• [Exercise requirements]:
Retype each entry below exactly as it stands.

• [Listed records]:

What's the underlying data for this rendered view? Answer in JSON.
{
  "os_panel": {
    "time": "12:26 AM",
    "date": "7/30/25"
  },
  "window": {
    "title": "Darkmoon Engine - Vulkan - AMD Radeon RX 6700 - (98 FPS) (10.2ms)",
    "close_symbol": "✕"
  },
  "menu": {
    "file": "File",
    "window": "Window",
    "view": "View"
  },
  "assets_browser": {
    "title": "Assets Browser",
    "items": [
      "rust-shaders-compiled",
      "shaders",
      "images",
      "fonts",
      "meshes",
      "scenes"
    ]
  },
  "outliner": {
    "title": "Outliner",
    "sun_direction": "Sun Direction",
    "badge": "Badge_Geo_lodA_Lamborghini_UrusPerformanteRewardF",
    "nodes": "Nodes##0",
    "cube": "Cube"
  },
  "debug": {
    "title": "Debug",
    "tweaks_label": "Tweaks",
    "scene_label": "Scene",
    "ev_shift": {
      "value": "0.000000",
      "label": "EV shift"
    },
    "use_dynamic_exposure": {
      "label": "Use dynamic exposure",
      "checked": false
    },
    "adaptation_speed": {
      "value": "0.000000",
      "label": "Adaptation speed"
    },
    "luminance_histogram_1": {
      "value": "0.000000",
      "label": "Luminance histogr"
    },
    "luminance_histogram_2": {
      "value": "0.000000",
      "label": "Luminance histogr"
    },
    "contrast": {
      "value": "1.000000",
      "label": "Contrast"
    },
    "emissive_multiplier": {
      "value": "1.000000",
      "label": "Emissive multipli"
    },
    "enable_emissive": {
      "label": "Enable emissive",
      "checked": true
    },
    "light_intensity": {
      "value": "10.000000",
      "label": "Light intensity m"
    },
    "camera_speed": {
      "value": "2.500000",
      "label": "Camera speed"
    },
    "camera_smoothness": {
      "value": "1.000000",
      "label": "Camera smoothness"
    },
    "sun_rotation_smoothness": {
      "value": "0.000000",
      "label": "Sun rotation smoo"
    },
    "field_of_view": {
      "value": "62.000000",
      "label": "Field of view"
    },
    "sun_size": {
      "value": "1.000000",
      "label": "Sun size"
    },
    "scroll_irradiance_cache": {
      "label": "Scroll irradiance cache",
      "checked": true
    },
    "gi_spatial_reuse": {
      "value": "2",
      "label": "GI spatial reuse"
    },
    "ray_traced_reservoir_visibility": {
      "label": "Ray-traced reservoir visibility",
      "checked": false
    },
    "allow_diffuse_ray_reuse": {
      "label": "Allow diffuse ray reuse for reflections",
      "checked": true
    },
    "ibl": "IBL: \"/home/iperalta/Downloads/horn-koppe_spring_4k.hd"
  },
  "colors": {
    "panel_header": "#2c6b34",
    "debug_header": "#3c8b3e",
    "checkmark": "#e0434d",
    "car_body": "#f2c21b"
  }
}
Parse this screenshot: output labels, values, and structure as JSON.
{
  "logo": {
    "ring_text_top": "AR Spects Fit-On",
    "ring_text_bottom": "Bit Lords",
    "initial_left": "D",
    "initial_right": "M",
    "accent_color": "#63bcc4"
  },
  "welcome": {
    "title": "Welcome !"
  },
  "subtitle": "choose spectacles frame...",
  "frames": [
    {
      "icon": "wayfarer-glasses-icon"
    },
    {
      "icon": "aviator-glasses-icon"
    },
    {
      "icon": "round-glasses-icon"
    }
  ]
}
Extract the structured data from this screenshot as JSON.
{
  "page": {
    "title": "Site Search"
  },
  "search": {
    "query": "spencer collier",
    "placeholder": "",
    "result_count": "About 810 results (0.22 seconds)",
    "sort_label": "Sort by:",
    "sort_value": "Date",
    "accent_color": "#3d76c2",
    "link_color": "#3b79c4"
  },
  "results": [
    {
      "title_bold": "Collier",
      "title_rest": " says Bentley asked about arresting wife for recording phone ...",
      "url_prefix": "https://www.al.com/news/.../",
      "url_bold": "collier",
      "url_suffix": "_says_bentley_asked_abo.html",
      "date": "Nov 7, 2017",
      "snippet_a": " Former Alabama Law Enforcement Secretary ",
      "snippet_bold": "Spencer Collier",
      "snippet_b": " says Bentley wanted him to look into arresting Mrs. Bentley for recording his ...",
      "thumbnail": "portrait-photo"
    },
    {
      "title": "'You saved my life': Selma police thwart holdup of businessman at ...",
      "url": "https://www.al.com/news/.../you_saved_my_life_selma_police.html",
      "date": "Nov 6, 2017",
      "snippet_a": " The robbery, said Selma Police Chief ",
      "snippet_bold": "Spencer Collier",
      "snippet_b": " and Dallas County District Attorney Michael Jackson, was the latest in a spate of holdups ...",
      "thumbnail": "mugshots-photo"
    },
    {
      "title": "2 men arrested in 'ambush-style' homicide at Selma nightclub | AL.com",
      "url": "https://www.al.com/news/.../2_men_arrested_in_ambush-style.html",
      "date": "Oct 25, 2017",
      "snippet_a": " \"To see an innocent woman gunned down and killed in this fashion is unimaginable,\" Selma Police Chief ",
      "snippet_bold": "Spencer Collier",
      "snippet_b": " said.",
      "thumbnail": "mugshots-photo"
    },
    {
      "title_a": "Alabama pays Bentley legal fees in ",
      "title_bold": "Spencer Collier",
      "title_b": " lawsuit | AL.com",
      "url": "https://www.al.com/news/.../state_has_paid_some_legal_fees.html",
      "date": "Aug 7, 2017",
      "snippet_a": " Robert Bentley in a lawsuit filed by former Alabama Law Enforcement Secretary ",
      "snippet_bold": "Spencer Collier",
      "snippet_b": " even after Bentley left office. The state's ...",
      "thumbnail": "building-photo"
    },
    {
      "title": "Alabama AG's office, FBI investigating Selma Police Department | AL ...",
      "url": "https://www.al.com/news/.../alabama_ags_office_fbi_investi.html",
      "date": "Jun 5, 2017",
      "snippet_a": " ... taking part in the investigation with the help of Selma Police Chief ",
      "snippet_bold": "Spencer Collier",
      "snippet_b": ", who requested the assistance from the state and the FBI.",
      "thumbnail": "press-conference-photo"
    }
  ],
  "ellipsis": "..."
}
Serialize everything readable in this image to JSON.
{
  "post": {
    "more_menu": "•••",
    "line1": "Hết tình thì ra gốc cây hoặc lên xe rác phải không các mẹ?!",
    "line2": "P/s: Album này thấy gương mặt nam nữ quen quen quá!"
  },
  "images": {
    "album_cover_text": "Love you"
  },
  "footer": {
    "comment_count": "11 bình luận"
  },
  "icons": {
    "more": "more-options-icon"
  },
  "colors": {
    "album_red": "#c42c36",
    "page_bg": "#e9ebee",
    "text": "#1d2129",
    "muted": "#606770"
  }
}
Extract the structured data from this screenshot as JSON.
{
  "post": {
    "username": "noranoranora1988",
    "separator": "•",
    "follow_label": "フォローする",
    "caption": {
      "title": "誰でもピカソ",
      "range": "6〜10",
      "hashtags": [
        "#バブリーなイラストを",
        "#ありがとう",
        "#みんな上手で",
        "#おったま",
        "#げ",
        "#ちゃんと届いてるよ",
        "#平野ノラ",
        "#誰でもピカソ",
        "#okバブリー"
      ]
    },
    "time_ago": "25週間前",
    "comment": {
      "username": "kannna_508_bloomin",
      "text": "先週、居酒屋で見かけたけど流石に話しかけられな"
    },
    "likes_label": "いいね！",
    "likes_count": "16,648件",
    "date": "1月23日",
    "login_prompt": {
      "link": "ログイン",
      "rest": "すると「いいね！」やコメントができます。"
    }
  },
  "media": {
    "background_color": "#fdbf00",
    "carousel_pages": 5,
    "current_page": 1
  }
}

• [Result of this task]:
What's the underlying data for this rendered view? Answer in JSON.
{
  "os_panel": {
    "time": "12:26 AM",
    "date": "7/30/25"
  },
  "window": {
    "title": "Darkmoon Engine - Vulkan - AMD Radeon RX 6700 - (98 FPS) (10.2ms)",
    "close_symbol": "✕"
  },
  "menu": {
    "file": "File",
    "window": "Window",
    "view": "View"
  },
  "assets_browser": {
    "title": "Assets Browser",
    "items": [
      "rust-shaders-compiled",
      "shaders",
      "images",
      "fonts",
      "meshes",
      "scenes"
    ]
  },
  "outliner": {
    "title": "Outliner",
    "sun_direction": "Sun Direction",
    "badge": "Badge_Geo_lodA_Lamborghini_UrusPerformanteRewardF",
    "nodes": "Nodes##0",
    "cube": "Cube"
  },
  "debug": {
    "title": "Debug",
    "tweaks_label": "Tweaks",
    "scene_label": "Scene",
    "ev_shift": {
      "value": "0.000000",
      "label": "EV shift"
    },
    "use_dynamic_exposure": {
      "label": "Use dynamic exposure",
      "checked": false
    },
    "adaptation_speed": {
      "value": "0.000000",
      "label": "Adaptation speed"
    },
    "luminance_histogram_1": {
      "value": "0.000000",
      "label": "Luminance histogr"
    },
    "luminance_histogram_2": {
      "value": "0.000000",
      "label": "Luminance histogr"
    },
    "contrast": {
      "value": "1.000000",
      "label": "Contrast"
    },
    "emissive_multiplier": {
      "value": "1.000000",
      "label": "Emissive multipli"
    },
    "enable_emissive": {
      "label": "Enable emissive",
      "checked": true
    },
    "light_intensity": {
      "value": "10.000000",
      "label": "Light intensity m"
    },
    "camera_speed": {
      "value": "2.500000",
      "label": "Camera speed"
    },
    "camera_smoothness": {
      "value": "1.000000",
      "label": "Camera smoothness"
    },
    "sun_rotation_smoothness": {
      "value": "0.000000",
      "label": "Sun rotation smoo"
    },
    "field_of_view": {
      "value": "62.000000",
      "label": "Field of view"
    },
    "sun_size": {
      "value": "1.000000",
      "label": "Sun size"
    },
    "scroll_irradiance_cache": {
      "label": "Scroll irradiance cache",
      "checked": true
    },
    "gi_spatial_reuse": {
      "value": "2",
      "label": "GI spatial reuse"
    },
    "ray_traced_reservoir_visibility": {
      "label": "Ray-traced reservoir visibility",
      "checked": false
    },
    "allow_diffuse_ray_reuse": {
      "label": "Allow diffuse ray reuse for reflections",
      "checked": true
    },
    "ibl": "IBL: \"/home/iperalta/Downloads/horn-koppe_spring_4k.hd"
  },
  "colors": {
    "panel_header": "#2c6b34",
    "debug_header": "#3c8b3e",
    "checkmark": "#e0434d",
    "car_body": "#f2c21b"
  }
}
Parse this screenshot: output labels, values, and structure as JSON.
{
  "logo": {
    "ring_text_top": "AR Spects Fit-On",
    "ring_text_bottom": "Bit Lords",
    "initial_left": "D",
    "initial_right": "M",
    "accent_color": "#63bcc4"
  },
  "welcome": {
    "title": "Welcome !"
  },
  "subtitle": "choose spectacles frame...",
  "frames": [
    {
      "icon": "wayfarer-glasses-icon"
    },
    {
      "icon": "aviator-glasses-icon"
    },
    {
      "icon": "round-glasses-icon"
    }
  ]
}
Extract the structured data from this screenshot as JSON.
{
  "page": {
    "title": "Site Search"
  },
  "search": {
    "query": "spencer collier",
    "placeholder": "",
    "result_count": "About 810 results (0.22 seconds)",
    "sort_label": "Sort by:",
    "sort_value": "Date",
    "accent_color": "#3d76c2",
    "link_color": "#3b79c4"
  },
  "results": [
    {
      "title_bold": "Collier",
      "title_rest": " says Bentley asked about arresting wife for recording phone ...",
      "url_prefix": "https://www.al.com/news/.../",
      "url_bold": "collier",
      "url_suffix": "_says_bentley_asked_abo.html",
      "date": "Nov 7, 2017",
      "snippet_a": " Former Alabama Law Enforcement Secretary ",
      "snippet_bold": "Spencer Collier",
      "snippet_b": " says Bentley wanted him to look into arresting Mrs. Bentley for recording his ...",
      "thumbnail": "portrait-photo"
    },
    {
      "title": "'You saved my life': Selma police thwart holdup of businessman at ...",
      "url": "https://www.al.com/news/.../you_saved_my_life_selma_police.html",
      "date": "Nov 6, 2017",
      "snippet_a": " The robbery, said Selma Police Chief ",
      "snippet_bold": "Spencer Collier",
      "snippet_b": " and Dallas County District Attorney Michael Jackson, was the latest in a spate of holdups ...",
      "thumbnail": "mugshots-photo"
    },
    {
      "title": "2 men arrested in 'ambush-style' homicide at Selma nightclub | AL.com",
      "url": "https://www.al.com/news/.../2_men_arrested_in_ambush-style.html",
      "date": "Oct 25, 2017",
      "snippet_a": " \"To see an innocent woman gunned down and killed in this fashion is unimaginable,\" Selma Police Chief ",
      "snippet_bold": "Spencer Collier",
      "snippet_b": " said.",
      "thumbnail": "mugshots-photo"
    },
    {
      "title_a": "Alabama pays Bentley legal fees in ",
      "title_bold": "Spencer Collier",
      "title_b": " lawsuit | AL.com",
      "url": "https://www.al.com/news/.../state_has_paid_some_legal_fees.html",
      "date": "Aug 7, 2017",
      "snippet_a": " Robert Bentley in a lawsuit filed by former Alabama Law Enforcement Secretary ",
      "snippet_bold": "Spencer Collier",
      "snippet_b": " even after Bentley left office. The state's ...",
      "thumbnail": "building-photo"
    },
    {
      "title": "Alabama AG's office, FBI investigating Selma Police Department | AL ...",
      "url": "https://www.al.com/news/.../alabama_ags_office_fbi_investi.html",
      "date": "Jun 5, 2017",
      "snippet_a": " ... taking part in the investigation with the help of Selma Police Chief ",
      "snippet_bold": "Spencer Collier",
      "snippet_b": ", who requested the assistance from the state and the FBI.",
      "thumbnail": "press-conference-photo"
    }
  ],
  "ellipsis": "..."
}
Serialize everything readable in this image to JSON.
{
  "post": {
    "more_menu": "•••",
    "line1": "Hết tình thì ra gốc cây hoặc lên xe rác phải không các mẹ?!",
    "line2": "P/s: Album này thấy gương mặt nam nữ quen quen quá!"
  },
  "images": {
    "album_cover_text": "Love you"
  },
  "footer": {
    "comment_count": "11 bình luận"
  },
  "icons": {
    "more": "more-options-icon"
  },
  "colors": {
    "album_red": "#c42c36",
    "page_bg": "#e9ebee",
    "text": "#1d2129",
    "muted": "#606770"
  }
}
Extract the structured data from this screenshot as JSON.
{
  "post": {
    "username": "noranoranora1988",
    "separator": "•",
    "follow_label": "フォローする",
    "caption": {
      "title": "誰でもピカソ",
      "range": "6〜10",
      "hashtags": [
        "#バブリーなイラストを",
        "#ありがとう",
        "#みんな上手で",
        "#おったま",
        "#げ",
        "#ちゃんと届いてるよ",
        "#平野ノラ",
        "#誰でもピカソ",
        "#okバブリー"
      ]
    },
    "time_ago": "25週間前",
    "comment": {
      "username": "kannna_508_bloomin",
      "text": "先週、居酒屋で見かけたけど流石に話しかけられな"
    },
    "likes_label": "いいね！",
    "likes_count": "16,648件",
    "date": "1月23日",
    "login_prompt": {
      "link": "ログイン",
      "rest": "すると「いいね！」やコメントができます。"
    }
  },
  "media": {
    "background_color": "#fdbf00",
    "carousel_pages": 5,
    "current_page": 1
  }
}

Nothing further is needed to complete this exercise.